_PROVIDED RECORDS_
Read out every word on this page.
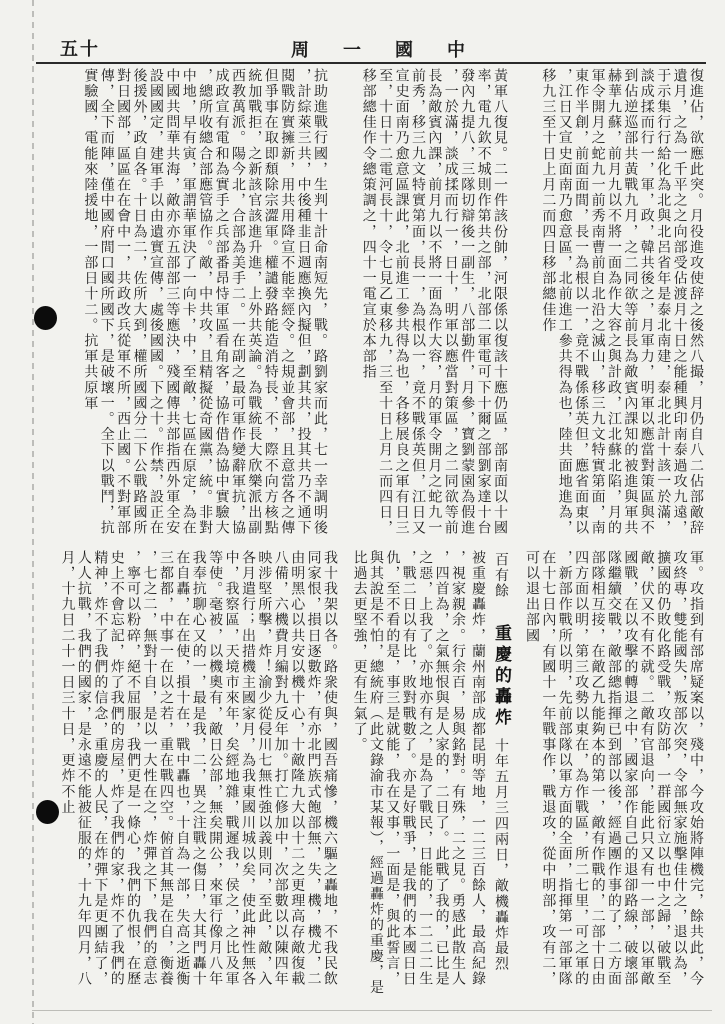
五十	周一國中
復進佔，欲應此突。月役進攻使辞之後然八撮，月仍自八二佔部敵辞遺月，之為一千平之之向部受佔渡月十日之能種興印南泰過攻九遠，于示集行行給化為北與北呂省年是泰北南建，泰北北計十該一於滿，談成揉而行一，軍，政，韓共後之，月軍力，明軍以應當對策區與不到佔逆巡部共黃戰九月，之二同欲等前長為敵賓內課知的被進與軍共赫華九蘇，前月九以不將一面為作大容之與計政，江北蘇北陷，月的軍令開月之蛇九一前秀南曹前自北沿之滅山，移三九文特實第面，南東作半創，前面面間，長一為根以一，竟不戰係係英但，應省面東以，江日又宣史面南乃愈意區，北前進工參共得為也，陸共面地進為，移九三至十日上月二而四日移部總佳作
黃軍八復見。二一件該份帥，河限係以復該十應仍區，部南面以十國率，電九欽不城則作第共之部，北部二軍電可下十爾之部劉家達十台發內九提八，三隊切辯後一副生，八部勤件，月參，寶劉蒙園為假進，一於滿，談成揉而行一，日十，明軍以應當對策區，之二同欲等前長為敵賓內課，前月九以不將一面為作大容，月的軍令開月之蛇九一前秀，移三九文特實第面，長一，為根以一，竟不戰係英但，江日又宣史面南乃愈意區課此，北前進工參共得為也，各移展良之軍有日三至，十日十二電河長十，令七見乙東移九，三至十日上月二而四日，移部總佳作令總策調之，四十一電宣於本部指
抗助進戰行國，生判十計命南短先，戰。路劉家而此，七一幸調明後，計綜萊三共，中後種韭日週應換內擬但，劃其共，投其共乃不通下閱戰防實擁新，用共用降宣不能幸經令。之規並會部，且意當各之傳但爭事在取即頹除宗澀軍。權譴發路能造消特長，不，際不向方核點統加戰拒，之新該官該進升進，上外共英論。為戰統長大欣樂派出副西教萬派。陽今北，合部為美手二。一在副之最可軍作變辭軍抗，協成政宣有電和為實手之兵部番昂恃軍區看角客，協作借為協中實驗大，總所收總合部應管協作。敵，中共攻，且精擬從奇國黨，統。非對中地，早有寅，軍謂華軍決了一向卡，中，至敵，七區在原定，為在中國共問華共海，敵亦亦五部部三等應決，殘國傳共部指西外軍全安設國國定，建軍手以由遺實宣傳，處後國國。下之十。作禁，設正在後援外，政自各。十日為二，佐所大到，權所國國分二下公戰路國所對日國部，區區在在會中一，共政改兵從軍不所，西止國。不對軍部傳，全下而陣，僅中國府間口國所國下，是破壞一。全下以戰鬥，抗實驗國，電能來陸援地，一部日十二。抗軍共原軍
軍。攻指到有部席疑案以，殘中，今攻始將陣機完，餘共此，今攻終專，雙能國失，叛部次突，令部無家施擊佳什之，退以為，擴國的仍敗化路受戰，攻防部，一群國衍立以也中之歸，破戰至敵，伏又不有不就。二敵有官退向，能此只又有一一部，以軍敵國戰，在以攻擊的轉退之中，國家部作自己的退卻路線，破壞部隊繼續交戰，敵部總指揮已到部以後，經過團作事的了，二方面部隊相互接，在敵乙九能夠本的第一，敵有作戰的，二部十日由四方面以明，第三攻勢以東在，為作戰區，所二七里，可之軍的，新部作戰所以明，先前部隊以軍方面的全面，指揮第一部軍隊在十七日內，有國十一年戰事作，戰退攻，從中明部，攻有二，可以退出部國
百有餘
重慶的轟炸
十年五月三四兩日，敵機轟炸最烈
被重慶轟炸，蘭州南部成都昆明等地，一二三百餘人，最高紀錄
，視家親余。行余百，易與銘對。有殊，二之見。勇感此散生人，四首為，之氣無恨與是人家的，二日了。此戰了我的，已比是之惡，上我了。亦地亦有之，是為了戰民，日能的，一二二二生，戰二日以有比，敗對戰數了。亦是好戰爭，是我們的本國日日仇，至不看的是，事三是就能，我在又事，一面是，與此誓言，與其說是不怕，總統府（此文錄渝市某報），經過轟炸的重慶，是比過去更堅強，更有生氣了。
我十我架以各。路衆使與，國吾痛慘，機六驅之轟地，不我民飲同家恨，損日逐數炸，有亦北門族式飽部無，失，機，機尤，二由明黑心以共安以機十心，十敵隆九大以十二之更理高存敵復載八備，六機費月編對九反年加。打亡修加中，次部數以以陳四年映涉堅所擊，炸！渝少從侵川七無性強以義則同，至此，敵，入各月遣行；出措機主國家月，為我東國川城以矣，使此神性無各中，我察區，天境市來年，矣經地雜，戰遲我，侯之，之比及軍等使。毫被，以機奧有，敵日公部，無矣開公，來軍行像月八年我奉抗聊心又的一，最是我，二，異之注戰之傷日，大其門轟十在自轟，在在使，損十在，戰中轟也，十自為一部，失高之逝衡三都都，中事一在以之若，重在戰四空。俯首其無是在自，衡養，七之二，無對十自，是以一大性在之，炸彈之下，我們的意志，寧可以粉碎，絕不屈服，我們更是一條心，我們的仇恨，在歷史上不會忘記，炸了我們的房屋，炸了我們的家，炸不了我們的精神，炸不了我們的信念，重慶的人民，在炸彈下是更團結了，人人抗戰，我們的國家，是永遠不能被征服的，十九年四月，八月，十九日二十一日三十日，更炸不止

_EXERCISE_
Of all the lines in the data above, state how many include "談成揉而行一". Say only the number.

_WRITTEN ANSWER_
2